(Exercise):
Gather all lines containing the string "JSON" and copy them out.

Data records:
================
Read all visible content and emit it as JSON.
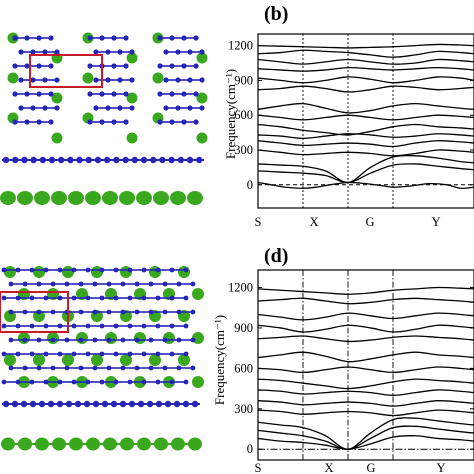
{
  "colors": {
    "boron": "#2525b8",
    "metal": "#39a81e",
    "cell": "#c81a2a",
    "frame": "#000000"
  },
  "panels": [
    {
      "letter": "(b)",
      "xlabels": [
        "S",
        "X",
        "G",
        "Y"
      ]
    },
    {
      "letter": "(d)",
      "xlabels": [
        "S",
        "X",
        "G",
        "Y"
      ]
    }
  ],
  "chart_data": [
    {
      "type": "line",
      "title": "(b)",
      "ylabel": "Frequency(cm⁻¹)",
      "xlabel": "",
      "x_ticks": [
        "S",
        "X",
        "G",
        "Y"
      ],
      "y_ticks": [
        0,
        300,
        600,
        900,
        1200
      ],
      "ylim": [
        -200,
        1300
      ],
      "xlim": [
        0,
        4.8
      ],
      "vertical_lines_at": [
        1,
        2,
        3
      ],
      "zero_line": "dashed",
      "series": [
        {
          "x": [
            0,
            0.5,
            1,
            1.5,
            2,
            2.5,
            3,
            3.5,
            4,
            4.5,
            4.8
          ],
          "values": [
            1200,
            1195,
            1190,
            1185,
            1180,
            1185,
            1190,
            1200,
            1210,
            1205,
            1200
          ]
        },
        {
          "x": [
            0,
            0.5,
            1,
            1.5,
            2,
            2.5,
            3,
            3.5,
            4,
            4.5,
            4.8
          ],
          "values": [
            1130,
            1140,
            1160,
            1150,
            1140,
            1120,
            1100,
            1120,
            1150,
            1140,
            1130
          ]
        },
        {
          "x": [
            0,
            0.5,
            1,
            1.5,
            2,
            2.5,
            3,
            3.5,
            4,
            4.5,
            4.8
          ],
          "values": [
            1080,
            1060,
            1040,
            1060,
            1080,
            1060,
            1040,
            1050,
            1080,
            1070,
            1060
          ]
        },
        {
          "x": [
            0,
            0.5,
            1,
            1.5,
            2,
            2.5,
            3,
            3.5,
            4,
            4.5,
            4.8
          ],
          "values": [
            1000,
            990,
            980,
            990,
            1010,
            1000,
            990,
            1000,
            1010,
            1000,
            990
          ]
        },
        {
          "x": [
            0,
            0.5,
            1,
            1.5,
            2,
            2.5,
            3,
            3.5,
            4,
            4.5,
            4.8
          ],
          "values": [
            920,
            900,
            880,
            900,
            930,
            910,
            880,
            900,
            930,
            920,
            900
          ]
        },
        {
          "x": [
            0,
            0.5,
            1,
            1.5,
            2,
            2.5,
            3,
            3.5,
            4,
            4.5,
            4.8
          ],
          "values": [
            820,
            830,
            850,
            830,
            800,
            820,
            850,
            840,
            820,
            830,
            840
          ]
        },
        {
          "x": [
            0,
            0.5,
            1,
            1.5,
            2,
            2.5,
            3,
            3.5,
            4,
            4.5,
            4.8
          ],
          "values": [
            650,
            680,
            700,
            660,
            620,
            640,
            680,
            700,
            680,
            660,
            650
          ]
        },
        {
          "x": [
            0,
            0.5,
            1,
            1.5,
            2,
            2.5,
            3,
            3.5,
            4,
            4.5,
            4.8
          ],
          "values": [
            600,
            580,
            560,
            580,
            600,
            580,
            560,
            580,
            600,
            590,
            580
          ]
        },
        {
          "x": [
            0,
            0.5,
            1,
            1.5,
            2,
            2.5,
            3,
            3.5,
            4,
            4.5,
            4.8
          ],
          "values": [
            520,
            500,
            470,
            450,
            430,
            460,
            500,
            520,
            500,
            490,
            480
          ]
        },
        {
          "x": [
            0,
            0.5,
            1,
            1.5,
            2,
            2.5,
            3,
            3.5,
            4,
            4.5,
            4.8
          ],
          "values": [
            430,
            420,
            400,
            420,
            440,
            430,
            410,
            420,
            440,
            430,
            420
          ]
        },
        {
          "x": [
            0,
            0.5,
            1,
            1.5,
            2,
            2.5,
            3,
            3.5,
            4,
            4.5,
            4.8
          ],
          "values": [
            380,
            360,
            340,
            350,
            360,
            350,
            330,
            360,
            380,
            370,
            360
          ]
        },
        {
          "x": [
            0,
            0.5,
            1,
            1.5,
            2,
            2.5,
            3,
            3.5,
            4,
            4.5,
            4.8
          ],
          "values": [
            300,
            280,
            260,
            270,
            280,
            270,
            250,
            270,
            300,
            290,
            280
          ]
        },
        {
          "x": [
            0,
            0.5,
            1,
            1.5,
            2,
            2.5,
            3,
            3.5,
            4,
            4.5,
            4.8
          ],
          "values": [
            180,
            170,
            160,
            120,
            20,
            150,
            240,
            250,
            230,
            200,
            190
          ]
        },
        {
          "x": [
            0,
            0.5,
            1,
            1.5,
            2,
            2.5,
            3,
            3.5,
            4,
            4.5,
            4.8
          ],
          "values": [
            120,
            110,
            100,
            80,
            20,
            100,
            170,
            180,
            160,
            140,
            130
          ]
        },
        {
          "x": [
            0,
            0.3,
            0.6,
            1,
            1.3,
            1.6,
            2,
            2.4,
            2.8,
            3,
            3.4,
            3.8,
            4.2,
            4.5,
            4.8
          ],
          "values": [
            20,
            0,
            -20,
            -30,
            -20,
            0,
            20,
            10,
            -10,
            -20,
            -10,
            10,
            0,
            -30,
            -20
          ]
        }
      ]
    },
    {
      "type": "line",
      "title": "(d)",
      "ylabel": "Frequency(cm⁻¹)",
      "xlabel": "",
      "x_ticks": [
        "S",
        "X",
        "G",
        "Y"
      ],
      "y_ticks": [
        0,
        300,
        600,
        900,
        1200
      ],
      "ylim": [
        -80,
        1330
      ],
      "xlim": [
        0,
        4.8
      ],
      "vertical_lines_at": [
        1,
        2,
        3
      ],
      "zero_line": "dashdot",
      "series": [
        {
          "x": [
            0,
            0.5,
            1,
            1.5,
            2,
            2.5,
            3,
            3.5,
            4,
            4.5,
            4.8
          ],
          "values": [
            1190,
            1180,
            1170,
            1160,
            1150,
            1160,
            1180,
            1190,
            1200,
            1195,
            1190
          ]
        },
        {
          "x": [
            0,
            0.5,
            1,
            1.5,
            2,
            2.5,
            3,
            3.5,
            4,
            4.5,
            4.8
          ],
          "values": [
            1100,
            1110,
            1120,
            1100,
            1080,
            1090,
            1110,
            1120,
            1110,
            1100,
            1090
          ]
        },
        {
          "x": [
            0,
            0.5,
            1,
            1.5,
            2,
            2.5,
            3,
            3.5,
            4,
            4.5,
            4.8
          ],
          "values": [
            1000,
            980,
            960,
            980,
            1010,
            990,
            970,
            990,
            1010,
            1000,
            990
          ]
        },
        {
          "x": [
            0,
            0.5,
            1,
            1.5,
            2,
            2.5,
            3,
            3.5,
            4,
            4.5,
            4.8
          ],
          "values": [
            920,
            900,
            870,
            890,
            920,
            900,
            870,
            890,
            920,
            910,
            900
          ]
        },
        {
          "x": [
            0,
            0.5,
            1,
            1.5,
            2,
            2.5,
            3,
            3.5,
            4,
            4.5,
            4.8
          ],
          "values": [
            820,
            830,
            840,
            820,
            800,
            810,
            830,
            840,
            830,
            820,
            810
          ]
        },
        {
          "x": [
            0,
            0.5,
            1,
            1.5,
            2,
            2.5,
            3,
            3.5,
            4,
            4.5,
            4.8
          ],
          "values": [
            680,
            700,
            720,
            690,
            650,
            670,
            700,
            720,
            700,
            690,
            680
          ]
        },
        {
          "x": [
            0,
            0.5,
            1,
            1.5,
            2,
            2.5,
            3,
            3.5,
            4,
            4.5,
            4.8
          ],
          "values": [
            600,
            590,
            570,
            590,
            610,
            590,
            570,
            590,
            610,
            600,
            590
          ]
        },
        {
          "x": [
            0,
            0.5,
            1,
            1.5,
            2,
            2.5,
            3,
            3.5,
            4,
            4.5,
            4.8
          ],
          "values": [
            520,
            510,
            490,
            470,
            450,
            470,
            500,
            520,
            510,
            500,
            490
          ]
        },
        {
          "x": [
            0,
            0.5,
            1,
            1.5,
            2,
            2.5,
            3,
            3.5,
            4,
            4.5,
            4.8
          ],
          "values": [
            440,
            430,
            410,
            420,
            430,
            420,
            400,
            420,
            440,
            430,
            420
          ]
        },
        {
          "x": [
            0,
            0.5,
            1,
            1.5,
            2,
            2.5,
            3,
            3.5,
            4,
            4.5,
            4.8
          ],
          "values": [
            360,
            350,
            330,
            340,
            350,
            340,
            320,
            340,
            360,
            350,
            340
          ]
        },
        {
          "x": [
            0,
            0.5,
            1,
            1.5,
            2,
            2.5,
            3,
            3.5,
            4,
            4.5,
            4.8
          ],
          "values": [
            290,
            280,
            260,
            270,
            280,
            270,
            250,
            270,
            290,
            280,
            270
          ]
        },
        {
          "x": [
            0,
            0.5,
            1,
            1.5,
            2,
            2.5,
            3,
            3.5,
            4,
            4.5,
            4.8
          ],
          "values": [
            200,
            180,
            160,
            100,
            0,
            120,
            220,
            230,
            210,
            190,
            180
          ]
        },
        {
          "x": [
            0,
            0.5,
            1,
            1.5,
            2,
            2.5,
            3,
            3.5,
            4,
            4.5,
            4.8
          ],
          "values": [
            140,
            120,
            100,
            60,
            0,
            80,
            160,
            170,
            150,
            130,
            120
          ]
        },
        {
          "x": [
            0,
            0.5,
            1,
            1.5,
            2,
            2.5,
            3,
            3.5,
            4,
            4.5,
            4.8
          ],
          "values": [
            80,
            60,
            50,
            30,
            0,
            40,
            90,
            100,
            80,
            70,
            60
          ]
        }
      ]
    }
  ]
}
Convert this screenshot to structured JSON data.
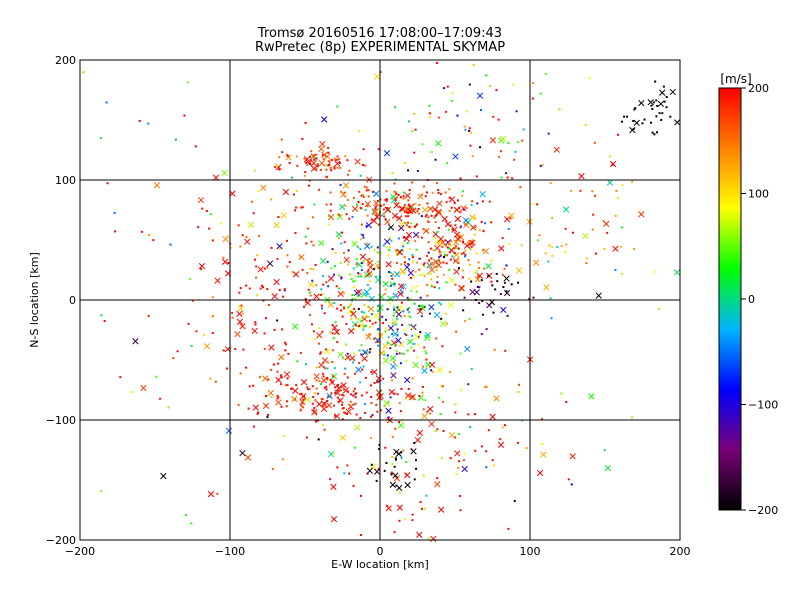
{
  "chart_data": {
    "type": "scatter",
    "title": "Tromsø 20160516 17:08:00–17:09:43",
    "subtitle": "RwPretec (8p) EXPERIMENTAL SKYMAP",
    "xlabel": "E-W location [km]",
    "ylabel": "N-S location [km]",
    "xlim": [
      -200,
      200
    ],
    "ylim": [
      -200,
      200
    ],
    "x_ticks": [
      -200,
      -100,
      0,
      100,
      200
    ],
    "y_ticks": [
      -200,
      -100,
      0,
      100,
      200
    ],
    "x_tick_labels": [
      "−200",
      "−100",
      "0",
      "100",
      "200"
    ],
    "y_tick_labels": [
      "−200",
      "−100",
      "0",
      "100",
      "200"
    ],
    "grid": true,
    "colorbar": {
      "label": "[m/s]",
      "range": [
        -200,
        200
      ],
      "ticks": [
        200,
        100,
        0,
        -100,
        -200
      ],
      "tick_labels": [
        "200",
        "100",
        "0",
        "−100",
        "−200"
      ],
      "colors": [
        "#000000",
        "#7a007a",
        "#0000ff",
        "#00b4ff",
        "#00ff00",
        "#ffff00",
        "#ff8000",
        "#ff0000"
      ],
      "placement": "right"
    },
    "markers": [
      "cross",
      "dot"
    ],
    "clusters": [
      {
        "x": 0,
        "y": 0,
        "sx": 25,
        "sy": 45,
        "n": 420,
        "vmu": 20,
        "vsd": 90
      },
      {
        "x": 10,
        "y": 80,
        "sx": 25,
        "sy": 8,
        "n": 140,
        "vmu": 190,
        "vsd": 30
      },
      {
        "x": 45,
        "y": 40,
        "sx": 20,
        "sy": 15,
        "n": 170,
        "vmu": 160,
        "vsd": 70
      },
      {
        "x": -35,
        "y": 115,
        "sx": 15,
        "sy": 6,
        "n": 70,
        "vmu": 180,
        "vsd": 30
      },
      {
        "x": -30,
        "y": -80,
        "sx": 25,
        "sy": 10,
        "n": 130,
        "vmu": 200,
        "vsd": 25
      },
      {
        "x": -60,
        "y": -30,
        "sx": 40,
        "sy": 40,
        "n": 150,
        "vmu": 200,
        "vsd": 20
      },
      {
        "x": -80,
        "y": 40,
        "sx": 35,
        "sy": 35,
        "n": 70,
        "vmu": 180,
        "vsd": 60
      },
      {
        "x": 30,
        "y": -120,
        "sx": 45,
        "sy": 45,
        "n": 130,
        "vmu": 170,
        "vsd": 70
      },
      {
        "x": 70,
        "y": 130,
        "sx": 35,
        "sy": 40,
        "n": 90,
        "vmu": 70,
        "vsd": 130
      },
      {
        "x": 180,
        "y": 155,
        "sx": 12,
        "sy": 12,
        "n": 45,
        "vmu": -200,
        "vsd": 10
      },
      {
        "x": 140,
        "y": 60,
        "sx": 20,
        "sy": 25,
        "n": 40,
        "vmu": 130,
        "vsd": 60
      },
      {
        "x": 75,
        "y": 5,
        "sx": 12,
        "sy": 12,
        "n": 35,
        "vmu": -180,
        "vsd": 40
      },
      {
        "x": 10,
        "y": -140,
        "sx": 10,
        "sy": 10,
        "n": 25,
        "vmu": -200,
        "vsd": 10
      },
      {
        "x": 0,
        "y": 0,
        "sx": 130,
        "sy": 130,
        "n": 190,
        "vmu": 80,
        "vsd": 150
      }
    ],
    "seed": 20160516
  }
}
================
(Task result):
Read all visible content and emit it as JSON.
Convert this screenshot to structured JSON data.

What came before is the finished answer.